**Stated goal**
Convert the data below into a JSON list of strings, one string for each line, omitting any blank lines.

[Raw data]
.....

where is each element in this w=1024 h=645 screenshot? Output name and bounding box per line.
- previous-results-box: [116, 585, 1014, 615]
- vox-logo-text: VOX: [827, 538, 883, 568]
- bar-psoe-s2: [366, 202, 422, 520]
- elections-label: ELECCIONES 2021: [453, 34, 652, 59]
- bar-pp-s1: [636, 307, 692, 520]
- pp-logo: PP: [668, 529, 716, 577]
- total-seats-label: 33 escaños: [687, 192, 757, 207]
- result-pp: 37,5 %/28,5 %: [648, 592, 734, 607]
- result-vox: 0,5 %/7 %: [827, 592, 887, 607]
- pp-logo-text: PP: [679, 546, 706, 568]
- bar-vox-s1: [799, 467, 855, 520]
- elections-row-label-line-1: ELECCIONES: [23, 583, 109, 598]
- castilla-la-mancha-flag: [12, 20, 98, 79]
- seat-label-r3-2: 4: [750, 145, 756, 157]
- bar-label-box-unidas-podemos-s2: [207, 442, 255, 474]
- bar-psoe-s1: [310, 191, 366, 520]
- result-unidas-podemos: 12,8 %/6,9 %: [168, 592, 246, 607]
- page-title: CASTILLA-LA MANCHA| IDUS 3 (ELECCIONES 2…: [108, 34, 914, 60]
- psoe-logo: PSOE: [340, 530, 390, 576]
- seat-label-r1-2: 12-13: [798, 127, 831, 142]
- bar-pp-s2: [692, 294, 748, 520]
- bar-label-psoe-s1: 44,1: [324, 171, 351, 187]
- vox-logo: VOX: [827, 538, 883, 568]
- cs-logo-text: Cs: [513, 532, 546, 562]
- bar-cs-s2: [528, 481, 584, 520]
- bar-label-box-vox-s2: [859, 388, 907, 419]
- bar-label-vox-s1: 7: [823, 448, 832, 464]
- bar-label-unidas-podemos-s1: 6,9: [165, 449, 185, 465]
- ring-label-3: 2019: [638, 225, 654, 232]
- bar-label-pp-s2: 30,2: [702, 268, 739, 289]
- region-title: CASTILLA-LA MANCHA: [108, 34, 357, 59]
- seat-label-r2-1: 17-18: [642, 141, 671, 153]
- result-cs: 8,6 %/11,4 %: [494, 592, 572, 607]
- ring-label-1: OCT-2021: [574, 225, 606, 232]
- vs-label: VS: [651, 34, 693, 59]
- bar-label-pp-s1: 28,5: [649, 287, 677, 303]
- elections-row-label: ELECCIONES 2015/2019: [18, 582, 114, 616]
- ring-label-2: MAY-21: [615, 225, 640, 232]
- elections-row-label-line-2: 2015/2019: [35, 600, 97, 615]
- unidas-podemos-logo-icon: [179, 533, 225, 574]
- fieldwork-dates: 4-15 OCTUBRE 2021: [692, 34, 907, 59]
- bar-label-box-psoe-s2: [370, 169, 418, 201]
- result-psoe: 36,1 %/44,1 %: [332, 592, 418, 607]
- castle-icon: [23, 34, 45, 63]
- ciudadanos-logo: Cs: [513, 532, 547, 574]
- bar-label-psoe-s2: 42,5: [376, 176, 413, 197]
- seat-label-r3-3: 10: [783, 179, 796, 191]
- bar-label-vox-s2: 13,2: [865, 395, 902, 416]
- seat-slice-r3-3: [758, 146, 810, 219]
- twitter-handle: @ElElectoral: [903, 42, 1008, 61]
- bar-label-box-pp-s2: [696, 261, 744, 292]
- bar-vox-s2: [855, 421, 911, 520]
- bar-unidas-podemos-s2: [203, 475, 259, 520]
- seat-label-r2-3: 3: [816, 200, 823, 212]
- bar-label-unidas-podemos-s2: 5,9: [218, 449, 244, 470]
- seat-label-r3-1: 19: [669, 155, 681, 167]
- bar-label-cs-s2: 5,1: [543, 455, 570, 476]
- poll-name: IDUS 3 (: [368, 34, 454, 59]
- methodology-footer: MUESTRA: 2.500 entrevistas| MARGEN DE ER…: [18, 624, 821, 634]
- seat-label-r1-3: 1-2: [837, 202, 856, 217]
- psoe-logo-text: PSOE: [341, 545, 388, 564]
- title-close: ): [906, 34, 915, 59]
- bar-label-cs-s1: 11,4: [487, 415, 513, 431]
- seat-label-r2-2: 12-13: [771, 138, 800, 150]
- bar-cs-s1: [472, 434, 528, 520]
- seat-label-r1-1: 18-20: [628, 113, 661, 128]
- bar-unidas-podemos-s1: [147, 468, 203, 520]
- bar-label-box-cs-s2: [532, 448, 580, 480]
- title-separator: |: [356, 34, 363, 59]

.....

**Right answer**
[
  "where is each element in this w=1024 h=645 screenshot? Output name and bounding box per line.",
  "- previous-results-box: [116, 585, 1014, 615]",
  "- vox-logo-text: VOX: [827, 538, 883, 568]",
  "- bar-psoe-s2: [366, 202, 422, 520]",
  "- elections-label: ELECCIONES 2021: [453, 34, 652, 59]",
  "- bar-pp-s1: [636, 307, 692, 520]",
  "- pp-logo: PP: [668, 529, 716, 577]",
  "- total-seats-label: 33 escaños: [687, 192, 757, 207]",
  "- result-pp: 37,5 %/28,5 %: [648, 592, 734, 607]",
  "- result-vox: 0,5 %/7 %: [827, 592, 887, 607]",
  "- pp-logo-text: PP: [679, 546, 706, 568]",
  "- bar-vox-s1: [799, 467, 855, 520]",
  "- elections-row-label-line-1: ELECCIONES: [23, 583, 109, 598]",
  "- castilla-la-mancha-flag: [12, 20, 98, 79]",
  "- seat-label-r3-2: 4: [750, 145, 756, 157]",
  "- bar-label-box-unidas-podemos-s2: [207, 442, 255, 474]",
  "- bar-psoe-s1: [310, 191, 366, 520]",
  "- result-unidas-podemos: 12,8 %/6,9 %: [168, 592, 246, 607]",
  "- page-title: CASTILLA-LA MANCHA| IDUS 3 (ELECCIONES 2…: [108, 34, 914, 60]",
  "- psoe-logo: PSOE: [340, 530, 390, 576]",
  "- seat-label-r1-2: 12-13: [798, 127, 831, 142]",
  "- bar-pp-s2: [692, 294, 748, 520]",
  "- bar-label-psoe-s1: 44,1: [324, 171, 351, 187]",
  "- vox-logo: VOX: [827, 538, 883, 568]",
  "- cs-logo-text: Cs: [513, 532, 546, 562]",
  "- bar-cs-s2: [528, 481, 584, 520]",
  "- bar-label-box-vox-s2: [859, 388, 907, 419]",
  "- bar-label-vox-s1: 7: [823, 448, 832, 464]",
  "- bar-label-unidas-podemos-s1: 6,9: [165, 449, 185, 465]",
  "- ring-label-3: 2019: [638, 225, 654, 232]",
  "- bar-label-pp-s2: 30,2: [702, 268, 739, 289]",
  "- region-title: CASTILLA-LA MANCHA: [108, 34, 357, 59]",
  "- seat-label-r2-1: 17-18: [642, 141, 671, 153]",
  "- result-cs: 8,6 %/11,4 %: [494, 592, 572, 607]",
  "- ring-label-1: OCT-2021: [574, 225, 606, 232]",
  "- vs-label: VS: [651, 34, 693, 59]",
  "- bar-label-pp-s1: 28,5: [649, 287, 677, 303]",
  "- elections-row-label: ELECCIONES 2015/2019: [18, 582, 114, 616]",
  "- ring-label-2: MAY-21: [615, 225, 640, 232]",
  "- elections-row-label-line-2: 2015/2019: [35, 600, 97, 615]",
  "- unidas-podemos-logo-icon: [179, 533, 225, 574]",
  "- fieldwork-dates: 4-15 OCTUBRE 2021: [692, 34, 907, 59]",
  "- bar-label-box-psoe-s2: [370, 169, 418, 201]",
  "- result-psoe: 36,1 %/44,1 %: [332, 592, 418, 607]",
  "- castle-icon: [23, 34, 45, 63]",
  "- ciudadanos-logo: Cs: [513, 532, 547, 574]",
  "- bar-label-psoe-s2: 42,5: [376, 176, 413, 197]",
  "- seat-label-r3-3: 10: [783, 179, 796, 191]",
  "- bar-label-vox-s2: 13,2: [865, 395, 902, 416]",
  "- seat-slice-r3-3: [758, 146, 810, 219]",
  "- twitter-handle: @ElElectoral: [903, 42, 1008, 61]",
  "- bar-label-box-pp-s2: [696, 261, 744, 292]",
  "- bar-vox-s2: [855, 421, 911, 520]",
  "- bar-unidas-podemos-s2: [203, 475, 259, 520]",
  "- seat-label-r2-3: 3: [816, 200, 823, 212]",
  "- bar-label-unidas-podemos-s2: 5,9: [218, 449, 244, 470]",
  "- seat-label-r3-1: 19: [669, 155, 681, 167]",
  "- bar-label-cs-s2: 5,1: [543, 455, 570, 476]",
  "- poll-name: IDUS 3 (: [368, 34, 454, 59]",
  "- methodology-footer: MUESTRA: 2.500 entrevistas| MARGEN DE ER…: [18, 624, 821, 634]",
  "- seat-label-r1-3: 1-2: [837, 202, 856, 217]",
  "- psoe-logo-text: PSOE: [341, 545, 388, 564]",
  "- title-close: ): [906, 34, 915, 59]",
  "- bar-label-cs-s1: 11,4: [487, 415, 513, 431]",
  "- seat-label-r2-2: 12-13: [771, 138, 800, 150]",
  "- bar-cs-s1: [472, 434, 528, 520]",
  "- seat-label-r1-1: 18-20: [628, 113, 661, 128]",
  "- bar-unidas-podemos-s1: [147, 468, 203, 520]",
  "- bar-label-box-cs-s2: [532, 448, 580, 480]",
  "- title-separator: |: [356, 34, 363, 59]"
]